### The task
Collect all lines containing the word "Segment" from the data.
── Records supplied ──
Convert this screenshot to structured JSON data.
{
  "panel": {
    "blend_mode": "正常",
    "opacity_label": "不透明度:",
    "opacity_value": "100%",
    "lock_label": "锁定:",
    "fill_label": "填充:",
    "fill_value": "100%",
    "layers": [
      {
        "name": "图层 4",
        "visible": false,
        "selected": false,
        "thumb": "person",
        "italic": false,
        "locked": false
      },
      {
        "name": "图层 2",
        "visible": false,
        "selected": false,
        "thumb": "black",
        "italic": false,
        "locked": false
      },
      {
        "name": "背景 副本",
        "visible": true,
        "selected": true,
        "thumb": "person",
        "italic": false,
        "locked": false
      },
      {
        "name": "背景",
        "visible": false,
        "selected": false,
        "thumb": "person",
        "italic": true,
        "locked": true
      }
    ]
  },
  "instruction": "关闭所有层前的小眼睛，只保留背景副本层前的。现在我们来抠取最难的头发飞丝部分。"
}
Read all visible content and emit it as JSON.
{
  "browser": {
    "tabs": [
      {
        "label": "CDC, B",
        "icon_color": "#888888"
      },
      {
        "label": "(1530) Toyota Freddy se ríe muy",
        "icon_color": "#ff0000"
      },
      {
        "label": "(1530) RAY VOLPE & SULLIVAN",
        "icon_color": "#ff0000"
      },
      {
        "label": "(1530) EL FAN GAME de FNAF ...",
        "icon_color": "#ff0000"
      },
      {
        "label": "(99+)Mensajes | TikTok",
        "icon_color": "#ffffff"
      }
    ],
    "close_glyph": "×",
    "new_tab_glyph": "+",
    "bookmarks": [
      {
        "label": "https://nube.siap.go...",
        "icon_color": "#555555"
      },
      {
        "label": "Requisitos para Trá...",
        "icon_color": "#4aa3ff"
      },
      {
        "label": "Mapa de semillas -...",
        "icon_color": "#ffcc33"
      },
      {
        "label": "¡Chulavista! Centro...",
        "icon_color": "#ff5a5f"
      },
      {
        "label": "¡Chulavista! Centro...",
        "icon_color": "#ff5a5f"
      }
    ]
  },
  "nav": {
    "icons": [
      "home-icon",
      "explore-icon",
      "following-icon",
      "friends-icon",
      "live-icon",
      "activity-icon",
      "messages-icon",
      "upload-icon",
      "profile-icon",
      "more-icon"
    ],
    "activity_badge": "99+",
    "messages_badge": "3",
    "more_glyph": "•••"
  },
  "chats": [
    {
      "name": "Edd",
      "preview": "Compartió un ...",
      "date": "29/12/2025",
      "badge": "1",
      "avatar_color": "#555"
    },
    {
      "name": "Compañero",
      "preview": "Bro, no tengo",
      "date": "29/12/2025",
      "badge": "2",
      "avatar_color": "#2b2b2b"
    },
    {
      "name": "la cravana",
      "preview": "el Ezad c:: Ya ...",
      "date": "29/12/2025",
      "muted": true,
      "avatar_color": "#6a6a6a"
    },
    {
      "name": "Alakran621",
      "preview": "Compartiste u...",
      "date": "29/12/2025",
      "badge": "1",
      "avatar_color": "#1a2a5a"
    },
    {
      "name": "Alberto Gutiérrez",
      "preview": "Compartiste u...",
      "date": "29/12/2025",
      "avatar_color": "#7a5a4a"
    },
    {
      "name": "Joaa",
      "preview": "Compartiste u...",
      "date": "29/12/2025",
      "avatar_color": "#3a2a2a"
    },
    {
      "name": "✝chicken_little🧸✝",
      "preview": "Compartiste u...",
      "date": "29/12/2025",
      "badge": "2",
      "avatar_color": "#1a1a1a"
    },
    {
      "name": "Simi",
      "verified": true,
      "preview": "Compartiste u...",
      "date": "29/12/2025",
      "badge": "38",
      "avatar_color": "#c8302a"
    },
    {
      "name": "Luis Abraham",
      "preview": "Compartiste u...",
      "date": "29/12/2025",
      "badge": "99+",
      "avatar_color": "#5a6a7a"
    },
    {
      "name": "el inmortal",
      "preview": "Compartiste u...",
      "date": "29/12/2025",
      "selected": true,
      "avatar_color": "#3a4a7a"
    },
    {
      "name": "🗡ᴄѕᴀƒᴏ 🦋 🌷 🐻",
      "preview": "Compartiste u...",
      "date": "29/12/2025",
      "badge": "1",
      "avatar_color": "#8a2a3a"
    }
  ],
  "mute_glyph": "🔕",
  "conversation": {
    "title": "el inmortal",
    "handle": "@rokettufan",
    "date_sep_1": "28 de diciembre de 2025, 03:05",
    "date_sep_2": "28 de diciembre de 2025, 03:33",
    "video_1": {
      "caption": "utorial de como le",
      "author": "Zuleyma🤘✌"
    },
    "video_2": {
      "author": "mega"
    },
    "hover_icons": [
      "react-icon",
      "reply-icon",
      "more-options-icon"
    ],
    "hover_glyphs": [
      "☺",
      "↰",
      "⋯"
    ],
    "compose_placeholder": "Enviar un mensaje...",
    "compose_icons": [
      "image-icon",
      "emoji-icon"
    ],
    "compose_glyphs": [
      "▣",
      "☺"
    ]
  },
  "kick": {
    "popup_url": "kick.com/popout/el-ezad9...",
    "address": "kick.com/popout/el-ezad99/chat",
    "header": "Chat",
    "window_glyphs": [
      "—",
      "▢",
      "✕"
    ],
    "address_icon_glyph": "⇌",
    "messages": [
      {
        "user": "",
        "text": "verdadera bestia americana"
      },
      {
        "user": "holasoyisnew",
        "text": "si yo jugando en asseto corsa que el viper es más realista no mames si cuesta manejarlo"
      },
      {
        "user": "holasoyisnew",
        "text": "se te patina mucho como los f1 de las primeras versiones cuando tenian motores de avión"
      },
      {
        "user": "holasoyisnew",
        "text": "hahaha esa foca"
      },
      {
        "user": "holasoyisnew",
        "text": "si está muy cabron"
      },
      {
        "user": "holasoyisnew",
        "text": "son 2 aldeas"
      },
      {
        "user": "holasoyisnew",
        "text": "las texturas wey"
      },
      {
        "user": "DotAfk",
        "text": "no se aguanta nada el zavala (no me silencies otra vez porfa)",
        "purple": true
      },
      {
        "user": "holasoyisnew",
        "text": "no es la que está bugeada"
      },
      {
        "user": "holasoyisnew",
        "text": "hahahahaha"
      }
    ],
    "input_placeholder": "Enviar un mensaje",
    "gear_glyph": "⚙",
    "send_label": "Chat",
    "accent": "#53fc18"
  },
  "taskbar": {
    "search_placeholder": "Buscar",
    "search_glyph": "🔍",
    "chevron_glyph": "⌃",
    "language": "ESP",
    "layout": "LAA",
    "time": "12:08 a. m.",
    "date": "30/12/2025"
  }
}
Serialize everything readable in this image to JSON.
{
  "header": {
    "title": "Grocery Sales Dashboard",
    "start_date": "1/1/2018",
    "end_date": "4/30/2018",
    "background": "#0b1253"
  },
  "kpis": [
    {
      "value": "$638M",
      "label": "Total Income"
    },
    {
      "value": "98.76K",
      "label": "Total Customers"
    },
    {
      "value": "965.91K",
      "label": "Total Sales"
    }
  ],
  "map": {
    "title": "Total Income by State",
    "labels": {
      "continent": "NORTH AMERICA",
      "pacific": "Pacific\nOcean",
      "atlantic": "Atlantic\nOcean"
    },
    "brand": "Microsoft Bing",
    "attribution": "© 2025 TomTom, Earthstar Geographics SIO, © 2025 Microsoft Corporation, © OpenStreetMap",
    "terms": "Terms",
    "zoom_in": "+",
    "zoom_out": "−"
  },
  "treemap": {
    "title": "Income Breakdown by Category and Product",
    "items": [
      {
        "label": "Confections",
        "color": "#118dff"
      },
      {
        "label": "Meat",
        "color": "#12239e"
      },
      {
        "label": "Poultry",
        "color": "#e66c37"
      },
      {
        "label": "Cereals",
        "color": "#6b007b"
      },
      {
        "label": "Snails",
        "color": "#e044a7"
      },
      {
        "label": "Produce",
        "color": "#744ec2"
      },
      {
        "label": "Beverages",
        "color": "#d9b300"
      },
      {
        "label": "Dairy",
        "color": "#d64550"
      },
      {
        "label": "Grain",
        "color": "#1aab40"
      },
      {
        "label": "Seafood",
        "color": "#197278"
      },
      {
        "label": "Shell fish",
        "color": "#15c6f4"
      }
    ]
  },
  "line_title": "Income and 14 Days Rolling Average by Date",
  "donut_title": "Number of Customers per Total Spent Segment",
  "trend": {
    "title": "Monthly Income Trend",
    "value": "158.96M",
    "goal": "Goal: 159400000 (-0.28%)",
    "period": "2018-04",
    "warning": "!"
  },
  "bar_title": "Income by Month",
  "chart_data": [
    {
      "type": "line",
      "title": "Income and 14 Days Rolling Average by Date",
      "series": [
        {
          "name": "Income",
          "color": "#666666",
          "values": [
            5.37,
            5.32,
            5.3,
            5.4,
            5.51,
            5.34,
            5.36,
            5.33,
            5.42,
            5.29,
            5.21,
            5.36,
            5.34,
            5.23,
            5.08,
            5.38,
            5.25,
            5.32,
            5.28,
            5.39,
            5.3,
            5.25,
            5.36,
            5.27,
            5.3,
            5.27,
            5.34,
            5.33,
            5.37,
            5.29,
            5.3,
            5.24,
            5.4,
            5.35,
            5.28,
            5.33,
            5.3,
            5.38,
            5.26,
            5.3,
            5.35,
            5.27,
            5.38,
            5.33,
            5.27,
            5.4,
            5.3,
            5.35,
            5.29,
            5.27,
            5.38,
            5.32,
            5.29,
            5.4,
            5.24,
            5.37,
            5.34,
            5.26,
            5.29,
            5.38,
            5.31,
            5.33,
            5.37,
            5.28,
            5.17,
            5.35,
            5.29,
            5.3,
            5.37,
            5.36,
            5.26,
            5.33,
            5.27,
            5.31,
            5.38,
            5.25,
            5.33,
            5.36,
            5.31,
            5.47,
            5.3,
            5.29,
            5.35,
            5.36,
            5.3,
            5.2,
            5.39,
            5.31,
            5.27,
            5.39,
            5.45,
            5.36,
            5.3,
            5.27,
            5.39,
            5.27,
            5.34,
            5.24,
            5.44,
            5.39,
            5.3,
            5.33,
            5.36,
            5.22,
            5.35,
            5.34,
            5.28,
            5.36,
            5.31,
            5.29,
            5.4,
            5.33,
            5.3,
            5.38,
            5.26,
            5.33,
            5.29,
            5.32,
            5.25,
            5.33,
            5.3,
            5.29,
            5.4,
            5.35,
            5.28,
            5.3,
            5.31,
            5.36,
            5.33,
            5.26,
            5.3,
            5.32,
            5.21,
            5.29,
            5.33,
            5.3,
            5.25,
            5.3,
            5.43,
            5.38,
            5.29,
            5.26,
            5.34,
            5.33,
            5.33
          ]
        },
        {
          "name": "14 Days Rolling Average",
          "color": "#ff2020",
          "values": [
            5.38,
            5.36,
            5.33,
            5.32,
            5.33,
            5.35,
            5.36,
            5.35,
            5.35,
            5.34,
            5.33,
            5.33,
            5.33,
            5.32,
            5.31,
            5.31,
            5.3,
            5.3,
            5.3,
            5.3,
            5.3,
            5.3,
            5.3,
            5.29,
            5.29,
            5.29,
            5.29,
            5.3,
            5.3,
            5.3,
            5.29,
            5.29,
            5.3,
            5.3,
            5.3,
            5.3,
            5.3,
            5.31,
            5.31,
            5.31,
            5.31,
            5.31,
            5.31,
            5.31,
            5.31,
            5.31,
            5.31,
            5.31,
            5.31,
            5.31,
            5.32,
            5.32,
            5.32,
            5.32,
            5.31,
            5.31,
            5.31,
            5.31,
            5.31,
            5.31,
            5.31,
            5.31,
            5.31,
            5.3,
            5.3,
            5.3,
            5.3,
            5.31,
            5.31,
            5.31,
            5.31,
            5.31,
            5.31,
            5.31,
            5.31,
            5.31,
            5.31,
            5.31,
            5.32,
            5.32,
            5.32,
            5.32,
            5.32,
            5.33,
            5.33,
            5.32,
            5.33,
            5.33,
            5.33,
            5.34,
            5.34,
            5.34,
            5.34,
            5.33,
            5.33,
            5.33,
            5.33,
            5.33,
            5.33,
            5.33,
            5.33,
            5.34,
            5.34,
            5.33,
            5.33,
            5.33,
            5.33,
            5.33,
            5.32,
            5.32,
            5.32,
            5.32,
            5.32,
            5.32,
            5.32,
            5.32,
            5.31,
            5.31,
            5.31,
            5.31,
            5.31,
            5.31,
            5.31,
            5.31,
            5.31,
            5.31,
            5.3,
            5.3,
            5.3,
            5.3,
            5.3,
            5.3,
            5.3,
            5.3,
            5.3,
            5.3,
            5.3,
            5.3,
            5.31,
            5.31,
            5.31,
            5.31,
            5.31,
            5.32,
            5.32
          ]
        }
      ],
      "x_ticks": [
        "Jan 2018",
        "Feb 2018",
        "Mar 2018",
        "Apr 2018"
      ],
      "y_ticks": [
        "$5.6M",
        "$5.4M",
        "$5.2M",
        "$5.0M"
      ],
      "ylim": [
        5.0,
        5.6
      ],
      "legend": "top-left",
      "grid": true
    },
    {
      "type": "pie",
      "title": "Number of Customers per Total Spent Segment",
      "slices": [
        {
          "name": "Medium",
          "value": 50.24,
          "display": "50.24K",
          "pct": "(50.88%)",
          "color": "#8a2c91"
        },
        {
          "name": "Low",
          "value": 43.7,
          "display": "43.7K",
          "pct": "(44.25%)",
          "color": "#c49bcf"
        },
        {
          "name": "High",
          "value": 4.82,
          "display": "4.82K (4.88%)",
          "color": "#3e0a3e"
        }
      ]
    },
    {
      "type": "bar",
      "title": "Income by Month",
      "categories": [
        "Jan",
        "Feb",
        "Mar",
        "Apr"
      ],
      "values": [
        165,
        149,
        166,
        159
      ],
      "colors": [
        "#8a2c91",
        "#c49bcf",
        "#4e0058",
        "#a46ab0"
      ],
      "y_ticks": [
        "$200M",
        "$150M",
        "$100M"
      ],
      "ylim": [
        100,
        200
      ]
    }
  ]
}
───
### Correct answer
  "donut_title": "Number of Customers per Total Spent Segment",
      "title": "Number of Customers per Total Spent Segment",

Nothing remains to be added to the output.